[THE EXERCISE] Within the records below, find each line that holds the string "source", then copy it.

[RECORDS FOR THE EXERCISE]
++++

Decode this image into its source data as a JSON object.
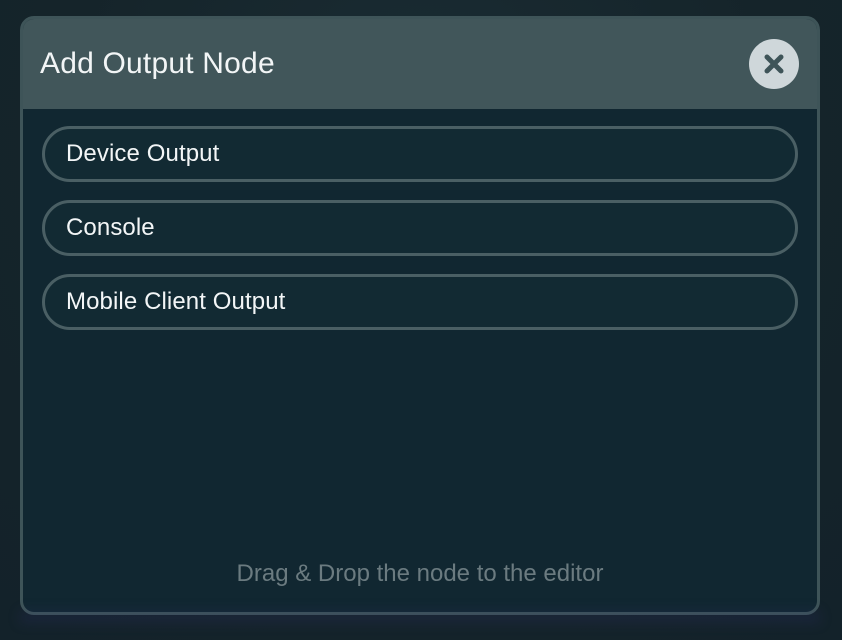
{
  "modal": {
    "title": "Add Output Node",
    "close_icon": "close-icon",
    "items": [
      {
        "label": "Device Output"
      },
      {
        "label": "Console"
      },
      {
        "label": "Mobile Client Output"
      }
    ],
    "hint": "Drag & Drop the node to the editor"
  },
  "theme": {
    "page_bg": "#16252c",
    "modal_bg": "#112731",
    "header_bg": "#41565a",
    "border": "#3e5458",
    "close_bg": "#cfd7da",
    "text": "#f3f6f7",
    "hint_text": "#6b7b80"
  }
}
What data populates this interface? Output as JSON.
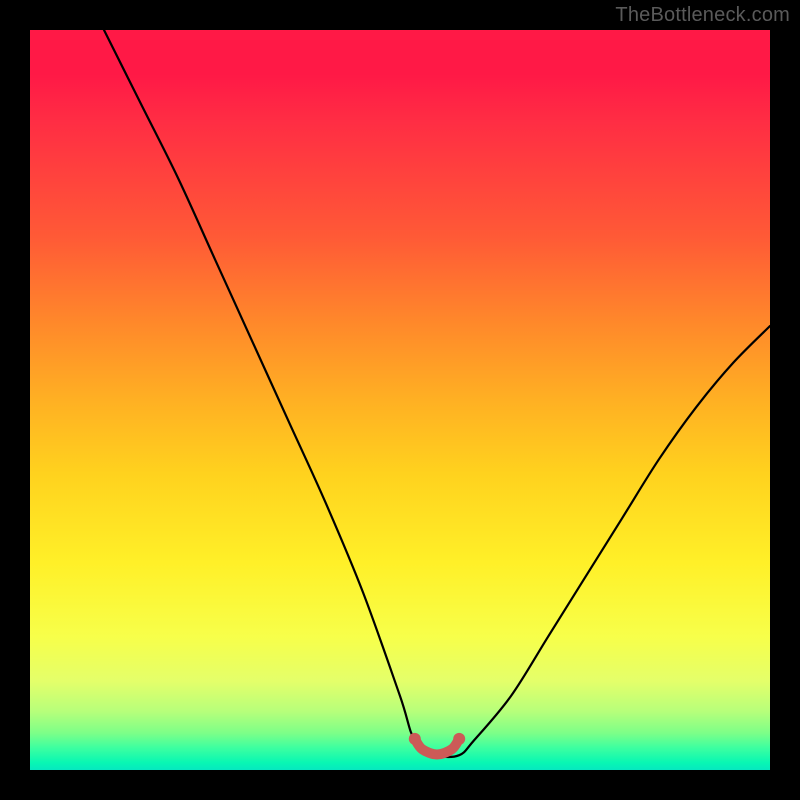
{
  "watermark": "TheBottleneck.com",
  "chart_data": {
    "type": "line",
    "title": "",
    "xlabel": "",
    "ylabel": "",
    "xlim": [
      0,
      100
    ],
    "ylim": [
      0,
      100
    ],
    "grid": false,
    "series": [
      {
        "name": "bottleneck-curve",
        "color": "#000000",
        "x": [
          10,
          15,
          20,
          25,
          30,
          35,
          40,
          45,
          50,
          52,
          55,
          58,
          60,
          65,
          70,
          75,
          80,
          85,
          90,
          95,
          100
        ],
        "y": [
          100,
          90,
          80,
          69,
          58,
          47,
          36,
          24,
          10,
          4,
          2,
          2,
          4,
          10,
          18,
          26,
          34,
          42,
          49,
          55,
          60
        ]
      },
      {
        "name": "optimal-range-marker",
        "color": "#cc5a57",
        "x": [
          52,
          53,
          55,
          57,
          58
        ],
        "y": [
          4.2,
          2.8,
          2.1,
          2.8,
          4.2
        ]
      }
    ],
    "gradient_stops": [
      {
        "pos": 0,
        "color": "#ff1946"
      },
      {
        "pos": 50,
        "color": "#ffb023"
      },
      {
        "pos": 72,
        "color": "#fff028"
      },
      {
        "pos": 95,
        "color": "#7dff88"
      },
      {
        "pos": 100,
        "color": "#06e8c0"
      }
    ]
  }
}
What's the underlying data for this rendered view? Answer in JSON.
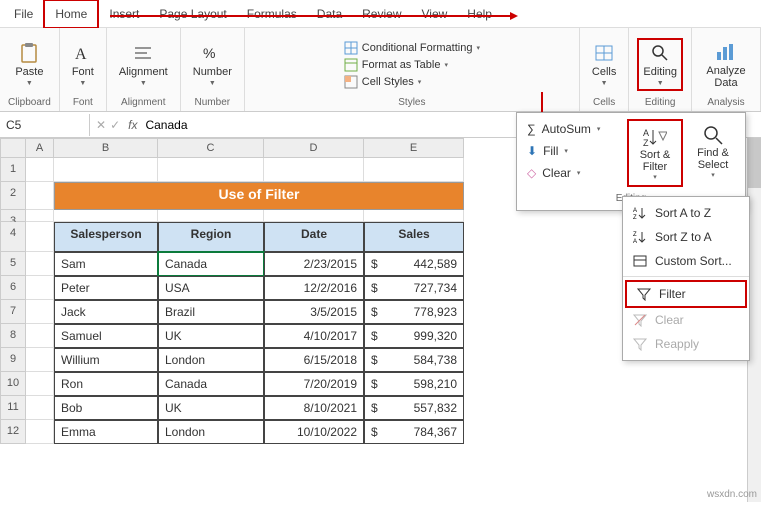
{
  "tabs": {
    "file": "File",
    "home": "Home",
    "insert": "Insert",
    "pagelayout": "Page Layout",
    "formulas": "Formulas",
    "data": "Data",
    "review": "Review",
    "view": "View",
    "help": "Help"
  },
  "ribbon": {
    "clipboard": {
      "paste": "Paste",
      "title": "Clipboard"
    },
    "font": {
      "btn": "Font",
      "title": "Font"
    },
    "alignment": {
      "btn": "Alignment",
      "title": "Alignment"
    },
    "number": {
      "btn": "Number",
      "title": "Number"
    },
    "styles": {
      "cond": "Conditional Formatting",
      "table": "Format as Table",
      "cellstyles": "Cell Styles",
      "title": "Styles"
    },
    "cells": {
      "btn": "Cells",
      "title": "Cells"
    },
    "editing": {
      "btn": "Editing",
      "title": "Editing"
    },
    "analysis": {
      "btn": "Analyze Data",
      "title": "Analysis"
    }
  },
  "namebox": "C5",
  "formula": "Canada",
  "sheet": {
    "banner": "Use of Filter",
    "headers": {
      "salesperson": "Salesperson",
      "region": "Region",
      "date": "Date",
      "sales": "Sales"
    },
    "rows": [
      {
        "sp": "Sam",
        "rg": "Canada",
        "dt": "2/23/2015",
        "sl": "442,589"
      },
      {
        "sp": "Peter",
        "rg": "USA",
        "dt": "12/2/2016",
        "sl": "727,734"
      },
      {
        "sp": "Jack",
        "rg": "Brazil",
        "dt": "3/5/2015",
        "sl": "778,923"
      },
      {
        "sp": "Samuel",
        "rg": "UK",
        "dt": "4/10/2017",
        "sl": "999,320"
      },
      {
        "sp": "Willium",
        "rg": "London",
        "dt": "6/15/2018",
        "sl": "584,738"
      },
      {
        "sp": "Ron",
        "rg": "Canada",
        "dt": "7/20/2019",
        "sl": "598,210"
      },
      {
        "sp": "Bob",
        "rg": "UK",
        "dt": "8/10/2021",
        "sl": "557,832"
      },
      {
        "sp": "Emma",
        "rg": "London",
        "dt": "10/10/2022",
        "sl": "784,367"
      }
    ],
    "currency": "$",
    "cols": [
      "A",
      "B",
      "C",
      "D",
      "E"
    ],
    "rownums": [
      "1",
      "2",
      "3",
      "4",
      "5",
      "6",
      "7",
      "8",
      "9",
      "10",
      "11",
      "12"
    ]
  },
  "dd1": {
    "autosum": "AutoSum",
    "fill": "Fill",
    "clear": "Clear",
    "sortfilter": "Sort & Filter",
    "findselect": "Find & Select",
    "foot": "Editing"
  },
  "dd2": {
    "sortaz": "Sort A to Z",
    "sortza": "Sort Z to A",
    "custom": "Custom Sort...",
    "filter": "Filter",
    "clear": "Clear",
    "reapply": "Reapply"
  },
  "watermark": "wsxdn.com"
}
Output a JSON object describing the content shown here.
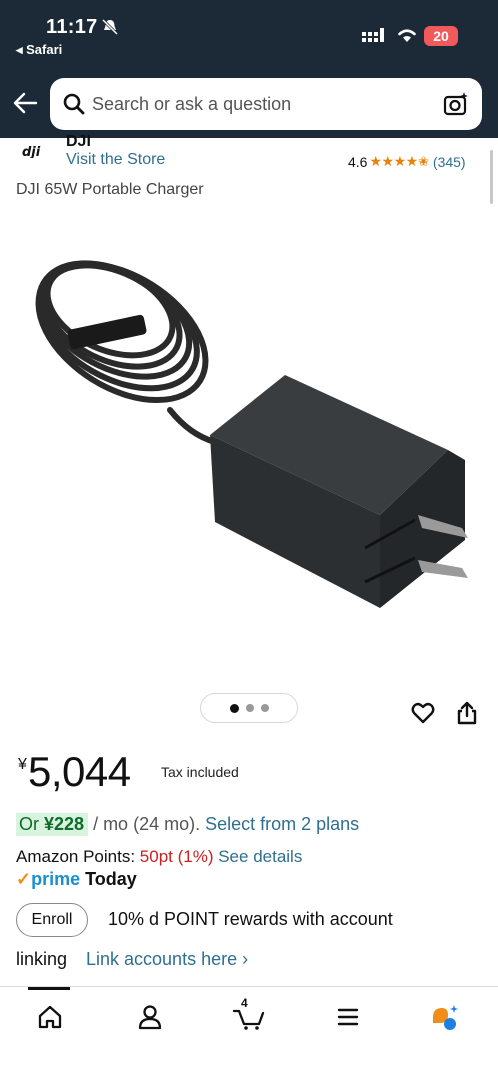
{
  "status_bar": {
    "time": "11:17",
    "back_app": "◂ Safari",
    "battery": "20"
  },
  "search": {
    "placeholder": "Search or ask a question"
  },
  "store": {
    "brand": "DJI",
    "visit_link": "Visit the Store",
    "rating_value": "4.6",
    "stars": "★★★★✬",
    "rating_count": "(345)"
  },
  "product": {
    "title": "DJI 65W Portable Charger",
    "image_pages": 3,
    "active_page": 1
  },
  "price": {
    "currency": "¥",
    "amount": "5,044",
    "tax_note": "Tax included"
  },
  "installment": {
    "or_label": "Or",
    "monthly_amount": "¥228",
    "term_text": " / mo (24 mo). ",
    "plans_link": "Select from 2 plans"
  },
  "points": {
    "label": "Amazon Points: ",
    "value": "50pt",
    "percent": " (1%) ",
    "details_link": "See details"
  },
  "prime": {
    "check": "✓",
    "word": "prime",
    "delivery": "Today"
  },
  "rewards": {
    "enroll_label": "Enroll",
    "text": "10% d POINT rewards with account",
    "text_cont": "linking",
    "link": "Link accounts here ›"
  },
  "bottom_nav": {
    "cart_count": "4"
  },
  "colors": {
    "header_bg": "#1b2a36",
    "link": "#2f6f8f",
    "star": "#e8800a",
    "prime_blue": "#1a8fd0",
    "points_red": "#cc1f1f",
    "installment_bg": "#d8f3de"
  }
}
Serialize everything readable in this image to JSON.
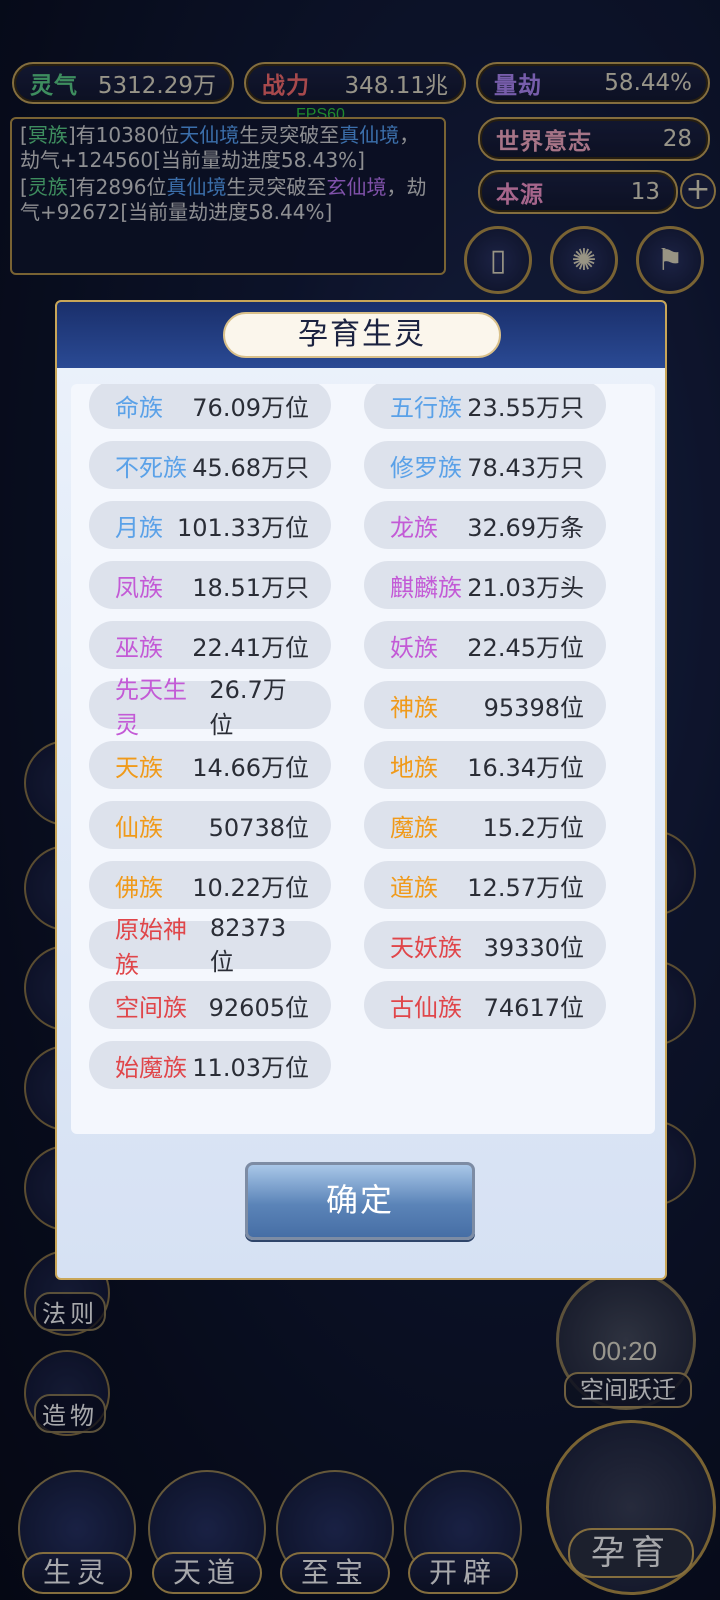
{
  "header": {
    "stats": [
      {
        "key": "灵气",
        "value": "5312.29万",
        "color": "#5fd88a"
      },
      {
        "key": "战力",
        "value": "348.11兆",
        "color": "#ff6e6e"
      },
      {
        "key": "量劫",
        "value": "58.44%",
        "color": "#b58cff"
      }
    ],
    "world_will": {
      "key": "世界意志",
      "value": "28"
    },
    "source": {
      "key": "本源",
      "value": "13"
    },
    "plus_icon": "plus-icon",
    "fps": "FPS60"
  },
  "log": {
    "entries": [
      {
        "parts": [
          {
            "t": "[",
            "c": "#d9d9d9"
          },
          {
            "t": "冥族",
            "c": "#5fd88a"
          },
          {
            "t": "]有10380位",
            "c": "#d9d9d9"
          },
          {
            "t": "天仙境",
            "c": "#5aa8ff"
          },
          {
            "t": "生灵突破至",
            "c": "#d9d9d9"
          },
          {
            "t": "真仙境",
            "c": "#5aa8ff"
          },
          {
            "t": "，劫气+124560[当前量劫进度58.43%]",
            "c": "#d9d9d9"
          }
        ]
      },
      {
        "parts": [
          {
            "t": "[",
            "c": "#d9d9d9"
          },
          {
            "t": "灵族",
            "c": "#5fd88a"
          },
          {
            "t": "]有2896位",
            "c": "#d9d9d9"
          },
          {
            "t": "真仙境",
            "c": "#5aa8ff"
          },
          {
            "t": "生灵突破至",
            "c": "#d9d9d9"
          },
          {
            "t": "玄仙境",
            "c": "#c57cff"
          },
          {
            "t": "，劫气+92672[当前量劫进度58.44%]",
            "c": "#d9d9d9"
          }
        ]
      }
    ]
  },
  "modal": {
    "title": "孕育生灵",
    "confirm_label": "确定",
    "races": [
      {
        "name": "命族",
        "value": "76.09万位",
        "color": "#5aa1e8"
      },
      {
        "name": "五行族",
        "value": "23.55万只",
        "color": "#5aa1e8"
      },
      {
        "name": "不死族",
        "value": "45.68万只",
        "color": "#5aa1e8"
      },
      {
        "name": "修罗族",
        "value": "78.43万只",
        "color": "#5aa1e8"
      },
      {
        "name": "月族",
        "value": "101.33万位",
        "color": "#5aa1e8"
      },
      {
        "name": "龙族",
        "value": "32.69万条",
        "color": "#c35ad6"
      },
      {
        "name": "凤族",
        "value": "18.51万只",
        "color": "#c35ad6"
      },
      {
        "name": "麒麟族",
        "value": "21.03万头",
        "color": "#c35ad6"
      },
      {
        "name": "巫族",
        "value": "22.41万位",
        "color": "#c35ad6"
      },
      {
        "name": "妖族",
        "value": "22.45万位",
        "color": "#c35ad6"
      },
      {
        "name": "先天生灵",
        "value": "26.7万位",
        "color": "#c35ad6"
      },
      {
        "name": "神族",
        "value": "95398位",
        "color": "#f09a1a"
      },
      {
        "name": "天族",
        "value": "14.66万位",
        "color": "#f09a1a"
      },
      {
        "name": "地族",
        "value": "16.34万位",
        "color": "#f09a1a"
      },
      {
        "name": "仙族",
        "value": "50738位",
        "color": "#f09a1a"
      },
      {
        "name": "魔族",
        "value": "15.2万位",
        "color": "#f09a1a"
      },
      {
        "name": "佛族",
        "value": "10.22万位",
        "color": "#f09a1a"
      },
      {
        "name": "道族",
        "value": "12.57万位",
        "color": "#f09a1a"
      },
      {
        "name": "原始神族",
        "value": "82373位",
        "color": "#e0464a"
      },
      {
        "name": "天妖族",
        "value": "39330位",
        "color": "#e0464a"
      },
      {
        "name": "空间族",
        "value": "92605位",
        "color": "#e0464a"
      },
      {
        "name": "古仙族",
        "value": "74617位",
        "color": "#e0464a"
      },
      {
        "name": "始魔族",
        "value": "11.03万位",
        "color": "#e0464a"
      }
    ]
  },
  "side_buttons": {
    "law": "法则",
    "creation": "造物"
  },
  "timer": {
    "time": "00:20",
    "label": "空间跃迁"
  },
  "bottom_nav": [
    {
      "label": "生灵"
    },
    {
      "label": "天道"
    },
    {
      "label": "至宝"
    },
    {
      "label": "开辟"
    }
  ],
  "big_action": "孕育"
}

++++

[WRITTEN SOLUTION]
Decode this image into its source data as a JSON object.
    "source": {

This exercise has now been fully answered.